What is being asked = Type out all the records word for word. Any pictures are to be left out.

Raw data =
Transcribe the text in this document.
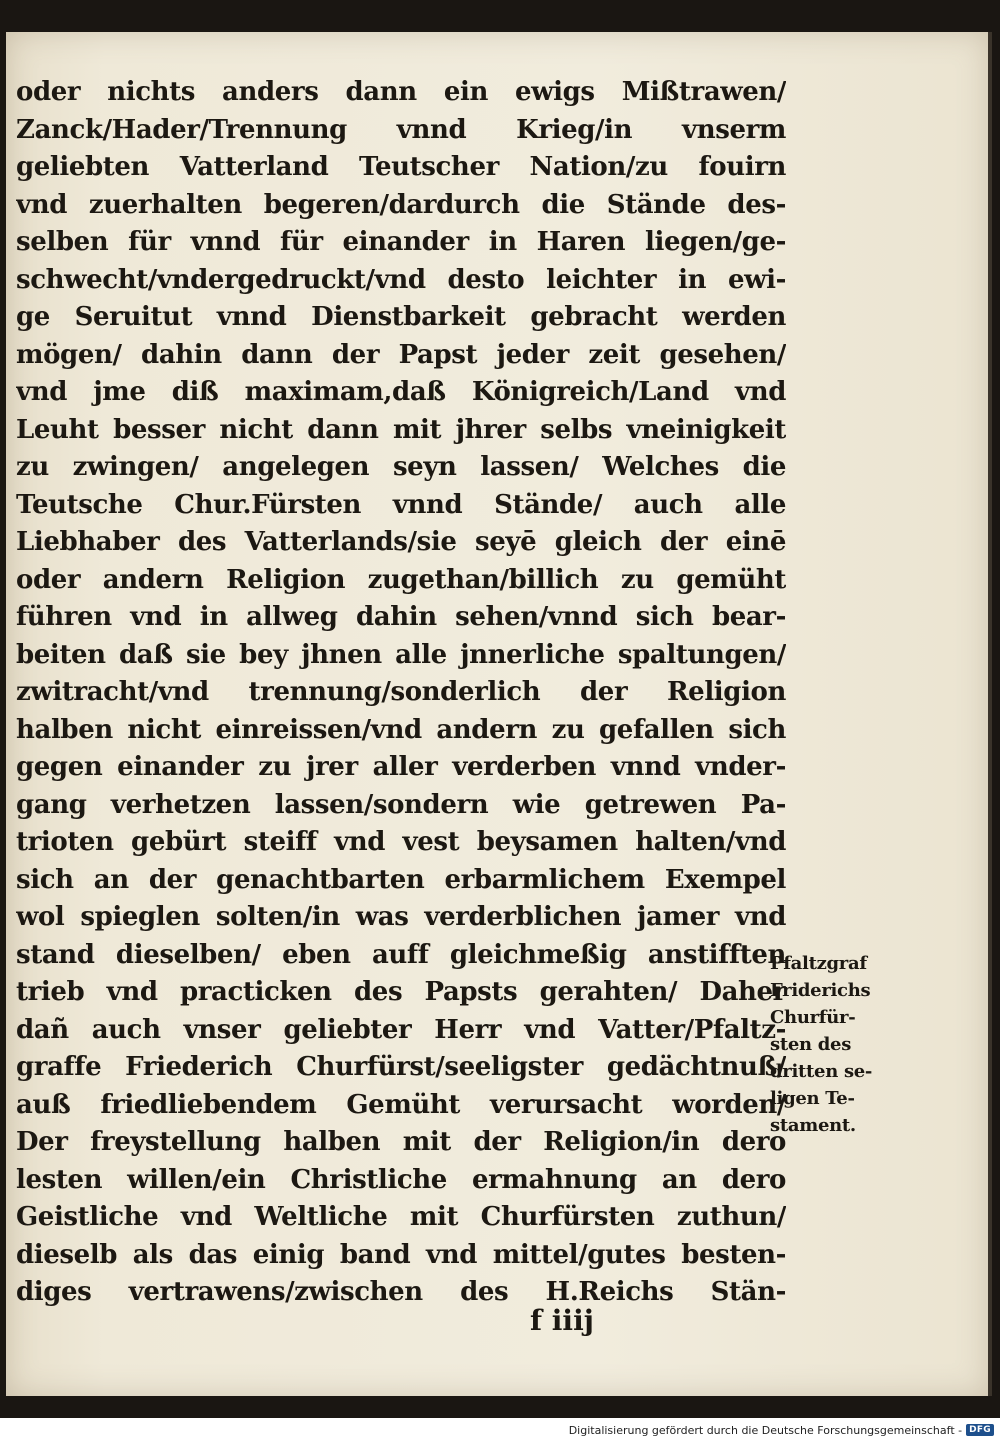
oder nichts anders dann ein ewigs Mißtrawen/
Zanck/Hader/Trennung vnnd Krieg/in vnserm
geliebten Vatterland Teutscher Nation/zu fouirn
vnd zuerhalten begeren/dardurch die Stände des-
selben für vnnd für einander in Haren liegen/ge-
schwecht/vndergedruckt/vnd desto leichter in ewi-
ge Seruitut vnnd Dienstbarkeit gebracht werden
mögen/ dahin dann der Papst jeder zeit gesehen/
vnd jme diß maximam,daß Königreich/Land vnd
Leuht besser nicht dann mit jhrer selbs vneinigkeit
zu zwingen/ angelegen seyn lassen/ Welches die
Teutsche Chur.Fürsten vnnd Stände/ auch alle
Liebhaber des Vatterlands/sie seyē gleich der einē
oder andern Religion zugethan/billich zu gemüht
führen vnd in allweg dahin sehen/vnnd sich bear-
beiten daß sie bey jhnen alle jnnerliche spaltungen/
zwitracht/vnd trennung/sonderlich der Religion
halben nicht einreissen/vnd andern zu gefallen sich
gegen einander zu jrer aller verderben vnnd vnder-
gang verhetzen lassen/sondern wie getrewen Pa-
trioten gebürt steiff vnd vest beysamen halten/vnd
sich an der genachtbarten erbarmlichem Exempel
wol spieglen solten/in was verderblichen jamer vnd
stand dieselben/ eben auff gleichmeßig anstifften
trieb vnd practicken des Papsts gerahten/ Daher
dañ auch vnser geliebter Herr vnd Vatter/Pfaltz-
graffe Friederich Churfürst/seeligster gedächtnuß/
auß friedliebendem Gemüht verursacht worden/
Der freystellung halben mit der Religion/in dero
lesten willen/ein Christliche ermahnung an dero
Geistliche vnd Weltliche mit Churfürsten zuthun/
dieselb als das einig band vnd mittel/gutes besten-
diges vertrawens/zwischen des H.Reichs Stän-
Pfaltzgraf
Friderichs
Churfür-
sten des
dritten se-
ligen Te-
stament.
f iiij
Digitalisierung gefördert durch die Deutsche Forschungsgemeinschaft - DFG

Finished answer =
Transcribe the text in this document.
oder nichts anders dann ein ewigs Mißtrawen/
Zanck/Hader/Trennung vnnd Krieg/in vnserm
geliebten Vatterland Teutscher Nation/zu fouirn
vnd zuerhalten begeren/dardurch die Stände des-
selben für vnnd für einander in Haren liegen/ge-
schwecht/vndergedruckt/vnd desto leichter in ewi-
ge Seruitut vnnd Dienstbarkeit gebracht werden
mögen/ dahin dann der Papst jeder zeit gesehen/
vnd jme diß maximam,daß Königreich/Land vnd
Leuht besser nicht dann mit jhrer selbs vneinigkeit
zu zwingen/ angelegen seyn lassen/ Welches die
Teutsche Chur.Fürsten vnnd Stände/ auch alle
Liebhaber des Vatterlands/sie seyē gleich der einē
oder andern Religion zugethan/billich zu gemüht
führen vnd in allweg dahin sehen/vnnd sich bear-
beiten daß sie bey jhnen alle jnnerliche spaltungen/
zwitracht/vnd trennung/sonderlich der Religion
halben nicht einreissen/vnd andern zu gefallen sich
gegen einander zu jrer aller verderben vnnd vnder-
gang verhetzen lassen/sondern wie getrewen Pa-
trioten gebürt steiff vnd vest beysamen halten/vnd
sich an der genachtbarten erbarmlichem Exempel
wol spieglen solten/in was verderblichen jamer vnd
stand dieselben/ eben auff gleichmeßig anstifften
trieb vnd practicken des Papsts gerahten/ Daher
dañ auch vnser geliebter Herr vnd Vatter/Pfaltz-
graffe Friederich Churfürst/seeligster gedächtnuß/
auß friedliebendem Gemüht verursacht worden/
Der freystellung halben mit der Religion/in dero
lesten willen/ein Christliche ermahnung an dero
Geistliche vnd Weltliche mit Churfürsten zuthun/
dieselb als das einig band vnd mittel/gutes besten-
diges vertrawens/zwischen des H.Reichs Stän-
Pfaltzgraf
Friderichs
Churfür-
sten des
dritten se-
ligen Te-
stament.
f iiij
Digitalisierung gefördert durch die Deutsche Forschungsgemeinschaft - DFG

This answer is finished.